32. Similar issue had fell for consideration of the Division Bench of the Karnataka High Court in Principal Commissioner of Income Tax & Anr. Vs. Tally India Pvt. Ltd. (supra) wherein the Court, in the context of the provisions of Section 153(1)(a) and Section 153(3)(ii) of the IT Act, was considering the contention as urged by the assessee that no direction / finding has been issued by the High Court in the order dated 7 March 2012 passed in the Writ Petition and when a direction was issued to remit the matter asking the assessee to appear before the Assessing Officer on a particular date did not tantamount to either issuing a direction / finding within the meaning of Section 153(3)(ii) of the IT Act. The Court applying the decisions of the Supreme Court in Income Tax Officer vs. Murlidhar Bhagwan Das (supra) and Rajinder Nath vs. Commissioner of Income Tax, Delhi (supra) observed that these provisions are concerned only when a finding is given in an appeal, revision or reference are concerned, arising out of an assessment and it must be a finding necessary for disposal of a particular case and similarly, a direction must be an expressed direction necessary for disposal of the case before authority or Court and must also be a direction which the authority or Court is empowered to give while deciding a case before it. It was held that it was evident that the order dated 7 March 2012 passed by the High Court neither contained any finding nor any direction and accordingly, accepted the contention as urged on behalf of the assessee and held against the Revenue. The relevant observations as made by the Court which are similar to the facts in hand, are required to be noted which read thus:-
“7. A bench of this court by an order dated 07.03.2012 disposed of the writ petition viz., W.P.No.45313/2011 in the following terms:
3. Having regard to the submission made by both the counsel, there is no option but to accept the writ petition, set aside the impugned order and remit the matter to the 1st respondent-Assessing Officer.
........
● **Request**: In the income tax ruling excerpt, what was held to be evident about the High Court's order dated 7 March 2012? None of the items are needed.

● **Records**:
........
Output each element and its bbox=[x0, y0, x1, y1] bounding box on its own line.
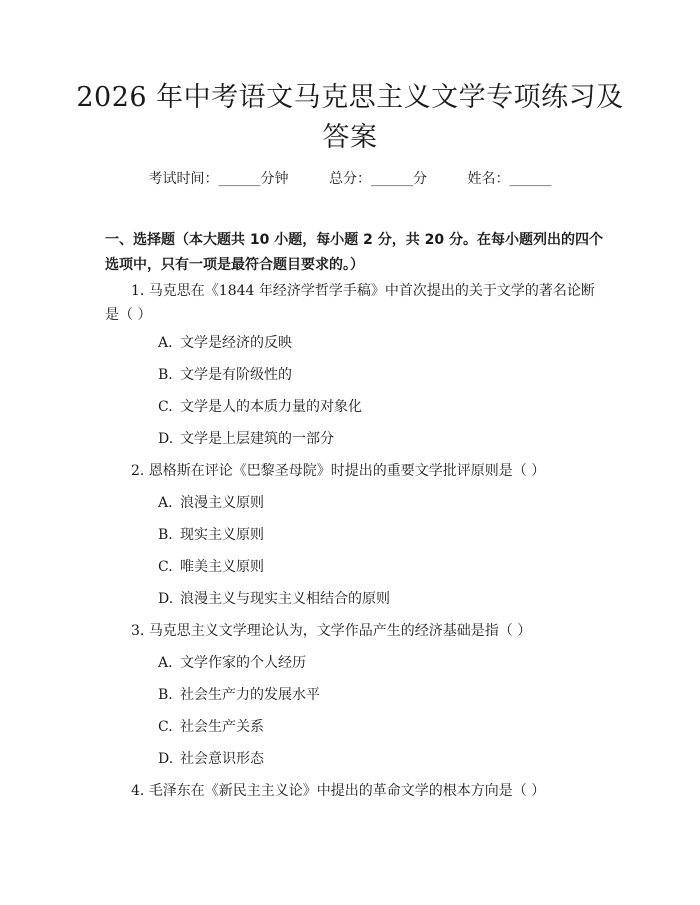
........
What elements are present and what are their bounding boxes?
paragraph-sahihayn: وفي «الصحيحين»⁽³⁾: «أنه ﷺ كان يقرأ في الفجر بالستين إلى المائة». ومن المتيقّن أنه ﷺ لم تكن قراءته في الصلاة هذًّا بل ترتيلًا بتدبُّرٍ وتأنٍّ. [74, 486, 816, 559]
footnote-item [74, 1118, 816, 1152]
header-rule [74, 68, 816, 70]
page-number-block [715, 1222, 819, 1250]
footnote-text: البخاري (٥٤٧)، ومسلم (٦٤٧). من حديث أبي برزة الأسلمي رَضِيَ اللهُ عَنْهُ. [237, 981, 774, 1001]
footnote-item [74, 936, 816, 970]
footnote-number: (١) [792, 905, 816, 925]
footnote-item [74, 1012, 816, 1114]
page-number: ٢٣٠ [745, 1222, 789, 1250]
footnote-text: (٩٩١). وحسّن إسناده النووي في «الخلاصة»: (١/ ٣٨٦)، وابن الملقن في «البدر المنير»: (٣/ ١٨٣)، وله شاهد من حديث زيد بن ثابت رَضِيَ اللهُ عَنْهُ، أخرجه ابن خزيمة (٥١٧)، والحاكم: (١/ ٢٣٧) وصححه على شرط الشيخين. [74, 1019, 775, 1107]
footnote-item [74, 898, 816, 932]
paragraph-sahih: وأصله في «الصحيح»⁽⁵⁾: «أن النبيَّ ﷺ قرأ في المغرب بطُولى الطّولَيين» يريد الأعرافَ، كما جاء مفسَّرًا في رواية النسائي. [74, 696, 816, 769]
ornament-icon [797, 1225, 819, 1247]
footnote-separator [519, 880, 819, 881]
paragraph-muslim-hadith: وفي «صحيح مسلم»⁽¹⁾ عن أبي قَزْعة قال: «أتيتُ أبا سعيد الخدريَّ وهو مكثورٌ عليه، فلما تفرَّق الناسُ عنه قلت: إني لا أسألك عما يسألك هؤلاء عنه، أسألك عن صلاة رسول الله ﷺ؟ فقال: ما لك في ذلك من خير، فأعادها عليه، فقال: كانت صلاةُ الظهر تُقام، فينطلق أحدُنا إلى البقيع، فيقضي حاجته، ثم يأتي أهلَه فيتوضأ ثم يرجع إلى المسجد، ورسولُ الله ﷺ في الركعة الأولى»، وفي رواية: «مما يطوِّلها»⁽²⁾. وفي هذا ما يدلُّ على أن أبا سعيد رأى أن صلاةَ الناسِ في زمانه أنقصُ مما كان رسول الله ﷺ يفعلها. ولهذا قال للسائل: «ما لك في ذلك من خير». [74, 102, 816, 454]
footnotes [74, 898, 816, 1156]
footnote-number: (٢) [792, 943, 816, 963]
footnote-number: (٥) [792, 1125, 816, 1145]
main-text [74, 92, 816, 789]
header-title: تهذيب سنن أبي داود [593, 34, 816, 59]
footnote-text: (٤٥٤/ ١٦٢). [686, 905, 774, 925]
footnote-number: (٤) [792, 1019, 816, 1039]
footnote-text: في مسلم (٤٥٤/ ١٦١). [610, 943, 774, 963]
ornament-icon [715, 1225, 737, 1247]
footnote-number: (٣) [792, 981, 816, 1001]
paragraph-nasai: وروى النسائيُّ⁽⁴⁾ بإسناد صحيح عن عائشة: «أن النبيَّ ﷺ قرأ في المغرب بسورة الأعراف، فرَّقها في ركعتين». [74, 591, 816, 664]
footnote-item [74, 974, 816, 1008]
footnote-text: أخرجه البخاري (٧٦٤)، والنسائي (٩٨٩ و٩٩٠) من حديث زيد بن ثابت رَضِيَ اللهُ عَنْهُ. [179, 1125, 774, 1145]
........
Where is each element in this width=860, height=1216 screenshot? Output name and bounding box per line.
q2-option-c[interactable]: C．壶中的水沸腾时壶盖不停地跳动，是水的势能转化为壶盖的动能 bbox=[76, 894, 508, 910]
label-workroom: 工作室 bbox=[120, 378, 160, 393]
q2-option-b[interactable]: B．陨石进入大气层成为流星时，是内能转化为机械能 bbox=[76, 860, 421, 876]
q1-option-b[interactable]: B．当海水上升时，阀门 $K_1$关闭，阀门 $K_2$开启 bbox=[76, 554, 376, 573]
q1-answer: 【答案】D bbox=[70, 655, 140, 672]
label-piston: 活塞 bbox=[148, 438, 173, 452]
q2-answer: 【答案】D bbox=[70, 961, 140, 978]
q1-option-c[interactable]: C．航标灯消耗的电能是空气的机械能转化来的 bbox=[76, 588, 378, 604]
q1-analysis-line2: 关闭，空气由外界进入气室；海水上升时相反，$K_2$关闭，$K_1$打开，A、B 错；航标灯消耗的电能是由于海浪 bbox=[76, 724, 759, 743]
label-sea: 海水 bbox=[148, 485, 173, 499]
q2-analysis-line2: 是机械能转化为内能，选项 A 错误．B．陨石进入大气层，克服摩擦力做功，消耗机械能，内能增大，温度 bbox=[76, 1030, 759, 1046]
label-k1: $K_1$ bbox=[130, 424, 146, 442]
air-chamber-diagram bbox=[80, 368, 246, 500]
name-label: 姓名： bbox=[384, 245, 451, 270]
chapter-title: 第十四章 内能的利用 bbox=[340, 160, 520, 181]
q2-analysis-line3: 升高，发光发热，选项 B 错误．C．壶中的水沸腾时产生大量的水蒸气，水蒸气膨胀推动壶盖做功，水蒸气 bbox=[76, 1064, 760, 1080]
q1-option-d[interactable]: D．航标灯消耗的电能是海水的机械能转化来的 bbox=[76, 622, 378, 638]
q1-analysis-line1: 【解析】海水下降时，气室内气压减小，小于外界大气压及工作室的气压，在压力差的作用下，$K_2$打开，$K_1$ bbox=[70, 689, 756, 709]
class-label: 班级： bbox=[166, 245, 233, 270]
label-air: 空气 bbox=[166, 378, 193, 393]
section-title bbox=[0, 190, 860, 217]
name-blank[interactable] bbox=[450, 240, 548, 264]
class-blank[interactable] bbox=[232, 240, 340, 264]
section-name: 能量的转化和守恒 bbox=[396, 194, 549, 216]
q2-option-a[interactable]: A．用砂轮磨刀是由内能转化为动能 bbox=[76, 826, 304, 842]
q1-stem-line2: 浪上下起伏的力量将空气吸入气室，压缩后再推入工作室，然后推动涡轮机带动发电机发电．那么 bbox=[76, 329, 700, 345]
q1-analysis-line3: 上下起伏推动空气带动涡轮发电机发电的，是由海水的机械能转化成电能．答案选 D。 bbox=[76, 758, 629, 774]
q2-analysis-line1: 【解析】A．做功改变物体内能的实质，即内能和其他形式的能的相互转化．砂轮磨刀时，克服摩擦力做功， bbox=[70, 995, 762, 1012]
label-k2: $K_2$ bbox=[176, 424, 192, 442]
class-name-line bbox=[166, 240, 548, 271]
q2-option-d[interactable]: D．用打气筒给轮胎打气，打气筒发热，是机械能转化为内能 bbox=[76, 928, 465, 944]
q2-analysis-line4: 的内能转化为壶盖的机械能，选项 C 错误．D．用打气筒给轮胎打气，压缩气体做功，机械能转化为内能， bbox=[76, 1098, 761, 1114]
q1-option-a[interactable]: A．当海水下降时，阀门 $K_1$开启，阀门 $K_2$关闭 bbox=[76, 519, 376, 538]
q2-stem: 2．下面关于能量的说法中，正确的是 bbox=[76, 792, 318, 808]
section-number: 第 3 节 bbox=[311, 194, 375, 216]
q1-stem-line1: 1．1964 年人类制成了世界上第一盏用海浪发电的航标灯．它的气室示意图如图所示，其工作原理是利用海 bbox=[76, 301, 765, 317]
........
● **Correct answer**: It contained neither any finding nor any direction.